STATED GOAL: Lines containing "doanh" are to be counted. Give the number and nothing more.

DATA EXTRACT:
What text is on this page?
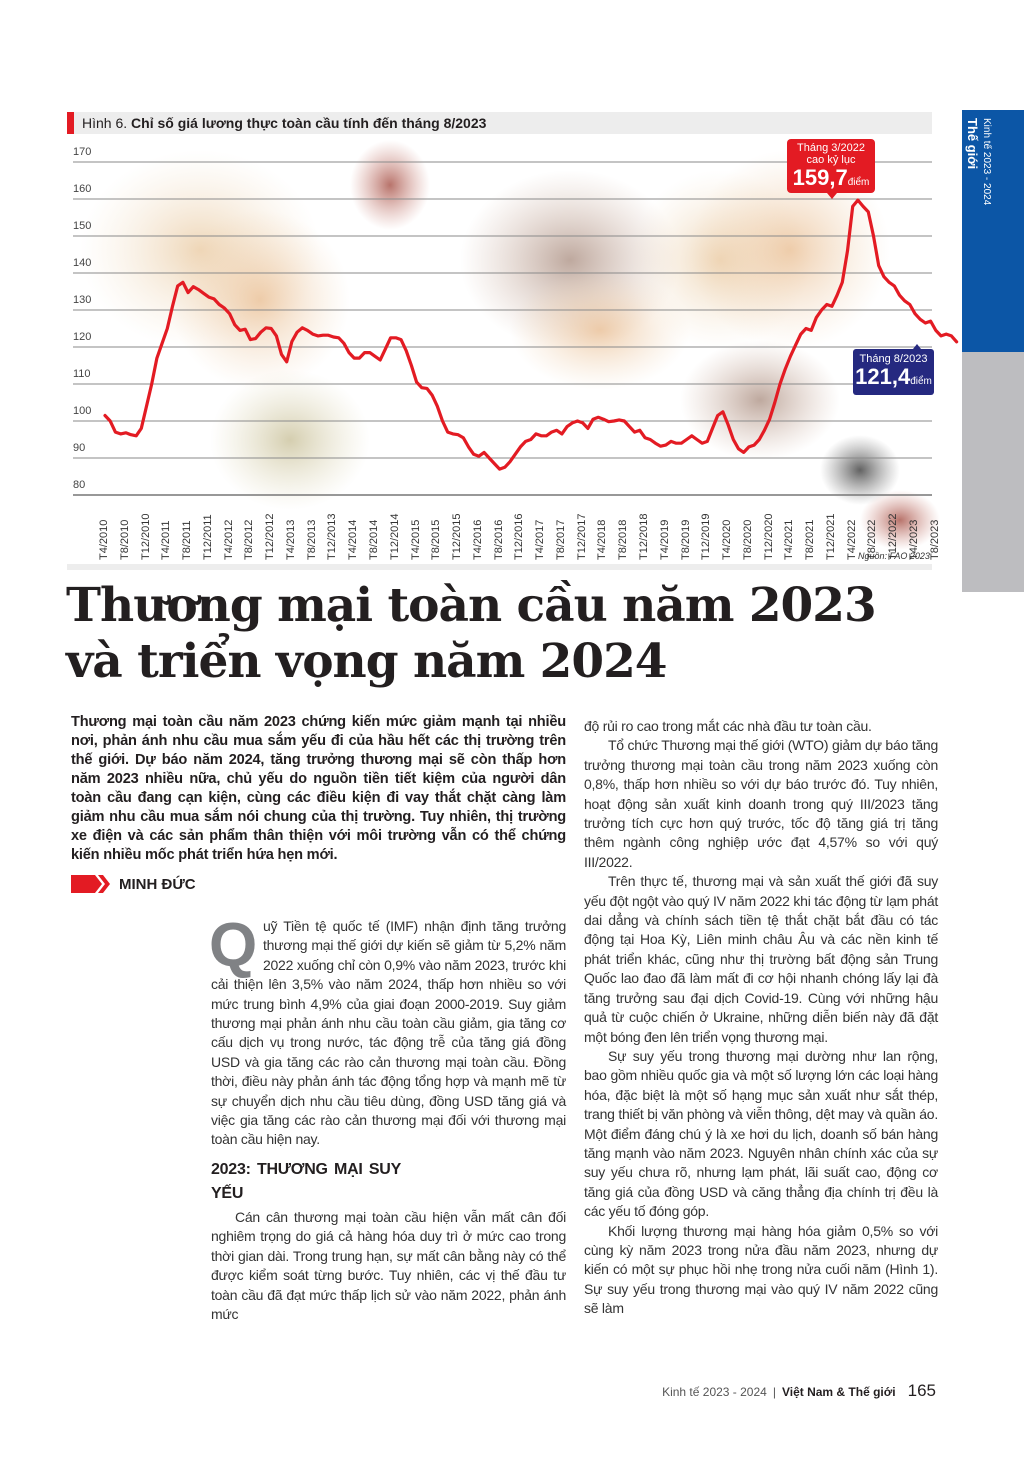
Kinh tế 2023 - 2024
Thế giới
Hình 6. Chỉ số giá lương thực toàn cầu tính đến tháng 8/2023
170
160
150
140
130
120
110
100
90
80
T4/2010 T8/2010 T12/2010 T4/2011 T8/2011 T12/2011 T4/2012 T8/2012 T12/2012 T4/2013 T8/2013 T12/2013 T4/2014 T8/2014 T12/2014 T4/2015 T8/2015 T12/2015 T4/2016 T8/2016 T12/2016 T4/2017 T8/2017 T12/2017 T4/2018 T8/2018 T12/2018 T4/2019 T8/2019 T12/2019 T4/2020 T8/2020 T12/2020 T4/2021 T8/2021 T12/2021 T4/2022 T8/2022 T12/2022 T4/2023 T8/2023
Nguồn: FAO 2023
Tháng 3/2022
cao kỷ lục
159,7điểm
Tháng 8/2023
121,4điểm
Thương mại toàn cầu năm 2023 và triển vọng năm 2024
Thương mại toàn cầu năm 2023 chứng kiến mức giảm mạnh tại nhiều nơi, phản ánh nhu cầu mua sắm yếu đi của hầu hết các thị trường trên thế giới. Dự báo năm 2024, tăng trưởng thương mại sẽ còn thấp hơn năm 2023 nhiều nữa, chủ yếu do nguồn tiền tiết kiệm của người dân toàn cầu đang cạn kiện, cùng các điều kiện đi vay thắt chặt càng làm giảm nhu cầu mua sắm nói chung của thị trường. Tuy nhiên, thị trường xe điện và các sản phẩm thân thiện với môi trường vẫn có thể chứng kiến nhiều mốc phát triển hứa hẹn mới.
MINH ĐỨC

Quỹ Tiền tệ quốc tế (IMF) nhận định tăng trưởng thương mại thế giới dự kiến sẽ giảm từ 5,2% năm 2022 xuống chỉ còn 0,9% vào năm 2023, trước khi cải thiện lên 3,5% vào năm 2024, thấp hơn nhiều so với mức trung bình 4,9% của giai đoạn 2000-2019. Suy giảm thương mại phản ánh nhu cầu toàn cầu giảm, gia tăng cơ cấu dịch vụ trong nước, tác động trễ của tăng giá đồng USD và gia tăng các rào cản thương mại toàn cầu. Đồng thời, điều này phản ánh tác động tổng hợp và mạnh mẽ từ sự chuyển dịch nhu cầu tiêu dùng, đồng USD tăng giá và việc gia tăng các rào cản thương mại đối với thương mại toàn cầu hiện nay.

2023: THƯƠNG MẠI SUY YẾU

Cán cân thương mại toàn cầu hiện vẫn mất cân đối nghiêm trọng do giá cả hàng hóa duy trì ở mức cao trong thời gian dài. Trong trung hạn, sự mất cân bằng này có thể được kiểm soát từng bước. Tuy nhiên, các vị thế đầu tư toàn cầu đã đạt mức thấp lịch sử vào năm 2022, phản ánh mức

độ rủi ro cao trong mắt các nhà đầu tư toàn cầu.

Tổ chức Thương mại thế giới (WTO) giảm dự báo tăng trưởng thương mại toàn cầu trong năm 2023 xuống còn 0,8%, thấp hơn nhiều so với dự báo trước đó. Tuy nhiên, hoạt động sản xuất kinh doanh trong quý III/2023 tăng trưởng tích cực hơn quý trước, tốc độ tăng giá trị tăng thêm ngành công nghiệp ước đạt 4,57% so với quý III/2022.

Trên thực tế, thương mại và sản xuất thế giới đã suy yếu đột ngột vào quý IV năm 2022 khi tác động từ lạm phát dai dẳng và chính sách tiền tệ thắt chặt bắt đầu có tác động tại Hoa Kỳ, Liên minh châu Âu và các nền kinh tế phát triển khác, cũng như thị trường bất động sản Trung Quốc lao đao đã làm mất đi cơ hội nhanh chóng lấy lại đà tăng trưởng sau đại dịch Covid-19. Cùng với những hậu quả từ cuộc chiến ở Ukraine, những diễn biến này đã đặt một bóng đen lên triển vọng thương mại.

Sự suy yếu trong thương mại dường như lan rộng, bao gồm nhiều quốc gia và một số lượng lớn các loại hàng hóa, đặc biệt là một số hạng mục sản xuất như sắt thép, trang thiết bị văn phòng và viễn thông, dệt may và quần áo. Một điểm đáng chú ý là xe hơi du lịch, doanh số bán hàng tăng mạnh vào năm 2023. Nguyên nhân chính xác của sự suy yếu chưa rõ, nhưng lạm phát, lãi suất cao, động cơ tăng giá của đồng USD và căng thẳng địa chính trị đều là các yếu tố đóng góp.

Khối lượng thương mại hàng hóa giảm 0,5% so với cùng kỳ năm 2023 trong nửa đầu năm 2023, nhưng dự kiến có một sự phục hồi nhẹ trong nửa cuối năm (Hình 1). Sự suy yếu trong thương mại vào quý IV năm 2022 cũng sẽ làm

Kinh tế 2023 - 2024 | Việt Nam & Thế giới 165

FINAL RESULT: 2